What lines of the data hold the string "this"? Pull each one out.

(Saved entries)
● ● ● ● ● ● ●

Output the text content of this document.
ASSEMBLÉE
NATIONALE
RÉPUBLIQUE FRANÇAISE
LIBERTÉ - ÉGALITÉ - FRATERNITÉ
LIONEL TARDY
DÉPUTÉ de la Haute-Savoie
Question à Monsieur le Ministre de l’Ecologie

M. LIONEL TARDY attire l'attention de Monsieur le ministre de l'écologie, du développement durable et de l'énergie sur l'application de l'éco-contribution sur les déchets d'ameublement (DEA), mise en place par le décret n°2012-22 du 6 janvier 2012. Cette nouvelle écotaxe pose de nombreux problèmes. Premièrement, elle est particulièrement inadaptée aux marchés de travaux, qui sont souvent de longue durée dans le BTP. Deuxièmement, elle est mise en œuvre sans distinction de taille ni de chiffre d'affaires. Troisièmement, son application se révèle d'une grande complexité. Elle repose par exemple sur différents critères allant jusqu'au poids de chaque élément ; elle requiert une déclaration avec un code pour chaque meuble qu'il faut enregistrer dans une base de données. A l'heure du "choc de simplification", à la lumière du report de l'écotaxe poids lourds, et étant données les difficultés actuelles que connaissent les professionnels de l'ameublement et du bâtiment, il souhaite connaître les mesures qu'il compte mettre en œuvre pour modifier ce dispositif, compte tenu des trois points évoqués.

● ● ● ● ● ● ●

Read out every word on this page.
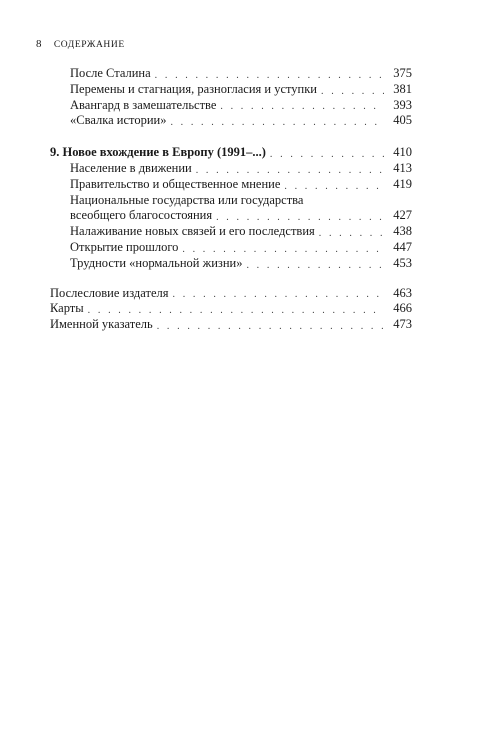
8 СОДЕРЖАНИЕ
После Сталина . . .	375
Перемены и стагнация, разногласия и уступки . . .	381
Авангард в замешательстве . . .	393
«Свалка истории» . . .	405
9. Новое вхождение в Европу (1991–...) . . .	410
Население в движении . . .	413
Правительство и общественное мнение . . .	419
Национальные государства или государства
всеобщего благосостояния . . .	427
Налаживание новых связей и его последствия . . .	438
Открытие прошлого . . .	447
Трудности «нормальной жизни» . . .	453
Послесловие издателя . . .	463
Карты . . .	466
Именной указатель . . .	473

● ● ● ● ● ● ●

OUTPUT OF THE TASK:
Output the text content of this document.
Read out every word on this page.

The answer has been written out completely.